**Challenge**
All of the records below need to be copied exactly.

**Records to use**
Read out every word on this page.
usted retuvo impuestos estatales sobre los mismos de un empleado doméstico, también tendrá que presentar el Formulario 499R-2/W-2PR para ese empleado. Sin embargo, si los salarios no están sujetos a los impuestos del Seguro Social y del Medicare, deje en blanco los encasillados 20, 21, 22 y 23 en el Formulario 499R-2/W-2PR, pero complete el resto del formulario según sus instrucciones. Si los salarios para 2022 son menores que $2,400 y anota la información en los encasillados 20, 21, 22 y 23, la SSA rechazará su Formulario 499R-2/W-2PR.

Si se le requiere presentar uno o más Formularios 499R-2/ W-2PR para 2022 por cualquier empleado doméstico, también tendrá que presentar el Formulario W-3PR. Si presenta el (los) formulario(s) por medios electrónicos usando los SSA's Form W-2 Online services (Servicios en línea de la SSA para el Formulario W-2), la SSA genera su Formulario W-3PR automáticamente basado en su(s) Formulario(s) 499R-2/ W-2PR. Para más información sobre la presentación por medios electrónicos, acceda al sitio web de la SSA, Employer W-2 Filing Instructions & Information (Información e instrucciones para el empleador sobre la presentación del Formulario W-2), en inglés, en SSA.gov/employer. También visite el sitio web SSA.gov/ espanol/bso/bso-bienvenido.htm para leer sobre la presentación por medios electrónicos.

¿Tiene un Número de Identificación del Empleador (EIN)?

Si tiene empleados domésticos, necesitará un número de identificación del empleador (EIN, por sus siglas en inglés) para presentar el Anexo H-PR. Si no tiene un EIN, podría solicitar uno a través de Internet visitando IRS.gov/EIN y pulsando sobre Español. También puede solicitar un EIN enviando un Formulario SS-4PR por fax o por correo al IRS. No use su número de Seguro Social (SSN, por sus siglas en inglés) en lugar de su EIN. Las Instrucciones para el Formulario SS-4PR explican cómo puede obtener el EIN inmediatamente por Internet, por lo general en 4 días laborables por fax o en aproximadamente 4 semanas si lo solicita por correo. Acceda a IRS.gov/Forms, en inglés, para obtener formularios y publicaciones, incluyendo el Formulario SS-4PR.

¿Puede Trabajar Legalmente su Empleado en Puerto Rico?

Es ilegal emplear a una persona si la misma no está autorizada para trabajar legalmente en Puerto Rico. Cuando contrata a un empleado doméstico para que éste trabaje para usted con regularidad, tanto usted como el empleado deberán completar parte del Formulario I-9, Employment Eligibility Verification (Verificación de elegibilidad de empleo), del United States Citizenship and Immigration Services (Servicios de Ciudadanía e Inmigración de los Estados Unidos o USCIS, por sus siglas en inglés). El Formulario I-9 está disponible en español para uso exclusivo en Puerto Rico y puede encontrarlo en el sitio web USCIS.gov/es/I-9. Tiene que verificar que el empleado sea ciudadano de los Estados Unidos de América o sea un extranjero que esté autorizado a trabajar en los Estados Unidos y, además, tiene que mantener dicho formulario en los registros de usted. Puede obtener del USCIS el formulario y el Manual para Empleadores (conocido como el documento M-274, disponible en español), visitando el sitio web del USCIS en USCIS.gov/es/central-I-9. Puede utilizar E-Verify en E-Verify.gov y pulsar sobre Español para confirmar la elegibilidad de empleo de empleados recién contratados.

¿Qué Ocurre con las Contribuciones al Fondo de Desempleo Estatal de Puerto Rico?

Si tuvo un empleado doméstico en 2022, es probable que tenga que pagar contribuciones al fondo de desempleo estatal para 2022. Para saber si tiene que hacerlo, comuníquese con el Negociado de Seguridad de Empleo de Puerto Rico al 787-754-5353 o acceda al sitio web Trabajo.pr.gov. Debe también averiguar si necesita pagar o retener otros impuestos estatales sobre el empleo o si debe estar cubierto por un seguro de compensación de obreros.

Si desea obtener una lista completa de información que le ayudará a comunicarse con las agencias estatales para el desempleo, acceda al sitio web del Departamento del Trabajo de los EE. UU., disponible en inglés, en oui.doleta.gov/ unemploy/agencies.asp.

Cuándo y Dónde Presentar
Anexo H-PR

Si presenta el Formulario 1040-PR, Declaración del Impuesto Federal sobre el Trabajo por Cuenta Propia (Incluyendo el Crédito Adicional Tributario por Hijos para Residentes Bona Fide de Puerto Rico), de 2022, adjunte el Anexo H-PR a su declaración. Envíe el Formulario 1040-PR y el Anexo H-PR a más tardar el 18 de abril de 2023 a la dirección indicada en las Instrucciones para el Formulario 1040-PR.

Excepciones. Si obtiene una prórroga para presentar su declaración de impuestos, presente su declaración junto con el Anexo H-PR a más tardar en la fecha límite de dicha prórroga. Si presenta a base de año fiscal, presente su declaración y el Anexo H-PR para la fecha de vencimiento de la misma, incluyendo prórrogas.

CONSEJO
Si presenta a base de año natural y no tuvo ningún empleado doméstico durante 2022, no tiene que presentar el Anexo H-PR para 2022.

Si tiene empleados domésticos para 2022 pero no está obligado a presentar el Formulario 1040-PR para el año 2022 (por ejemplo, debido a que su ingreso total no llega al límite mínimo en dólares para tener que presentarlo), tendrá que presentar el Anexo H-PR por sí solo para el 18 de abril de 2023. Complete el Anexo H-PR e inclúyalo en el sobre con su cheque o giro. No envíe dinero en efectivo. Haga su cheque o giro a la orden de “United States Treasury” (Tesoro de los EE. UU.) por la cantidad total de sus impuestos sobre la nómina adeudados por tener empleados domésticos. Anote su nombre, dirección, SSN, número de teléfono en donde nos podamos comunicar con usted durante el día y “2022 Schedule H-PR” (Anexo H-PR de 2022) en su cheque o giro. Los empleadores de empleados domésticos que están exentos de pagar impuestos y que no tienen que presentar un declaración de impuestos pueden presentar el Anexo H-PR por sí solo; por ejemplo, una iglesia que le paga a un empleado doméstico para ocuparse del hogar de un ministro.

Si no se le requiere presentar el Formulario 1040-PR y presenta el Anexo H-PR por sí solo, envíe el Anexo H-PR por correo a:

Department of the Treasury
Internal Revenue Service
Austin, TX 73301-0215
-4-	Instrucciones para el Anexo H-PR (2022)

**Response to the task**
Read out every word on this page.
usted retuvo impuestos estatales sobre los mismos de un empleado doméstico, también tendrá que presentar el Formulario 499R-2/W-2PR para ese empleado. Sin embargo, si los salarios no están sujetos a los impuestos del Seguro Social y del Medicare, deje en blanco los encasillados 20, 21, 22 y 23 en el Formulario 499R-2/W-2PR, pero complete el resto del formulario según sus instrucciones. Si los salarios para 2022 son menores que $2,400 y anota la información en los encasillados 20, 21, 22 y 23, la SSA rechazará su Formulario 499R-2/W-2PR.

Si se le requiere presentar uno o más Formularios 499R-2/ W-2PR para 2022 por cualquier empleado doméstico, también tendrá que presentar el Formulario W-3PR. Si presenta el (los) formulario(s) por medios electrónicos usando los SSA's Form W-2 Online services (Servicios en línea de la SSA para el Formulario W-2), la SSA genera su Formulario W-3PR automáticamente basado en su(s) Formulario(s) 499R-2/ W-2PR. Para más información sobre la presentación por medios electrónicos, acceda al sitio web de la SSA, Employer W-2 Filing Instructions & Information (Información e instrucciones para el empleador sobre la presentación del Formulario W-2), en inglés, en SSA.gov/employer. También visite el sitio web SSA.gov/ espanol/bso/bso-bienvenido.htm para leer sobre la presentación por medios electrónicos.

¿Tiene un Número de Identificación del Empleador (EIN)?

Si tiene empleados domésticos, necesitará un número de identificación del empleador (EIN, por sus siglas en inglés) para presentar el Anexo H-PR. Si no tiene un EIN, podría solicitar uno a través de Internet visitando IRS.gov/EIN y pulsando sobre Español. También puede solicitar un EIN enviando un Formulario SS-4PR por fax o por correo al IRS. No use su número de Seguro Social (SSN, por sus siglas en inglés) en lugar de su EIN. Las Instrucciones para el Formulario SS-4PR explican cómo puede obtener el EIN inmediatamente por Internet, por lo general en 4 días laborables por fax o en aproximadamente 4 semanas si lo solicita por correo. Acceda a IRS.gov/Forms, en inglés, para obtener formularios y publicaciones, incluyendo el Formulario SS-4PR.

¿Puede Trabajar Legalmente su Empleado en Puerto Rico?

Es ilegal emplear a una persona si la misma no está autorizada para trabajar legalmente en Puerto Rico. Cuando contrata a un empleado doméstico para que éste trabaje para usted con regularidad, tanto usted como el empleado deberán completar parte del Formulario I-9, Employment Eligibility Verification (Verificación de elegibilidad de empleo), del United States Citizenship and Immigration Services (Servicios de Ciudadanía e Inmigración de los Estados Unidos o USCIS, por sus siglas en inglés). El Formulario I-9 está disponible en español para uso exclusivo en Puerto Rico y puede encontrarlo en el sitio web USCIS.gov/es/I-9. Tiene que verificar que el empleado sea ciudadano de los Estados Unidos de América o sea un extranjero que esté autorizado a trabajar en los Estados Unidos y, además, tiene que mantener dicho formulario en los registros de usted. Puede obtener del USCIS el formulario y el Manual para Empleadores (conocido como el documento M-274, disponible en español), visitando el sitio web del USCIS en USCIS.gov/es/central-I-9. Puede utilizar E-Verify en E-Verify.gov y pulsar sobre Español para confirmar la elegibilidad de empleo de empleados recién contratados.

¿Qué Ocurre con las Contribuciones al Fondo de Desempleo Estatal de Puerto Rico?

Si tuvo un empleado doméstico en 2022, es probable que tenga que pagar contribuciones al fondo de desempleo estatal para 2022. Para saber si tiene que hacerlo, comuníquese con el Negociado de Seguridad de Empleo de Puerto Rico al 787-754-5353 o acceda al sitio web Trabajo.pr.gov. Debe también averiguar si necesita pagar o retener otros impuestos estatales sobre el empleo o si debe estar cubierto por un seguro de compensación de obreros.

Si desea obtener una lista completa de información que le ayudará a comunicarse con las agencias estatales para el desempleo, acceda al sitio web del Departamento del Trabajo de los EE. UU., disponible en inglés, en oui.doleta.gov/ unemploy/agencies.asp.

Cuándo y Dónde Presentar
Anexo H-PR

Si presenta el Formulario 1040-PR, Declaración del Impuesto Federal sobre el Trabajo por Cuenta Propia (Incluyendo el Crédito Adicional Tributario por Hijos para Residentes Bona Fide de Puerto Rico), de 2022, adjunte el Anexo H-PR a su declaración. Envíe el Formulario 1040-PR y el Anexo H-PR a más tardar el 18 de abril de 2023 a la dirección indicada en las Instrucciones para el Formulario 1040-PR.

Excepciones. Si obtiene una prórroga para presentar su declaración de impuestos, presente su declaración junto con el Anexo H-PR a más tardar en la fecha límite de dicha prórroga. Si presenta a base de año fiscal, presente su declaración y el Anexo H-PR para la fecha de vencimiento de la misma, incluyendo prórrogas.

CONSEJO
Si presenta a base de año natural y no tuvo ningún empleado doméstico durante 2022, no tiene que presentar el Anexo H-PR para 2022.

Si tiene empleados domésticos para 2022 pero no está obligado a presentar el Formulario 1040-PR para el año 2022 (por ejemplo, debido a que su ingreso total no llega al límite mínimo en dólares para tener que presentarlo), tendrá que presentar el Anexo H-PR por sí solo para el 18 de abril de 2023. Complete el Anexo H-PR e inclúyalo en el sobre con su cheque o giro. No envíe dinero en efectivo. Haga su cheque o giro a la orden de “United States Treasury” (Tesoro de los EE. UU.) por la cantidad total de sus impuestos sobre la nómina adeudados por tener empleados domésticos. Anote su nombre, dirección, SSN, número de teléfono en donde nos podamos comunicar con usted durante el día y “2022 Schedule H-PR” (Anexo H-PR de 2022) en su cheque o giro. Los empleadores de empleados domésticos que están exentos de pagar impuestos y que no tienen que presentar un declaración de impuestos pueden presentar el Anexo H-PR por sí solo; por ejemplo, una iglesia que le paga a un empleado doméstico para ocuparse del hogar de un ministro.

Si no se le requiere presentar el Formulario 1040-PR y presenta el Anexo H-PR por sí solo, envíe el Anexo H-PR por correo a:

Department of the Treasury
Internal Revenue Service
Austin, TX 73301-0215
-4-	Instrucciones para el Anexo H-PR (2022)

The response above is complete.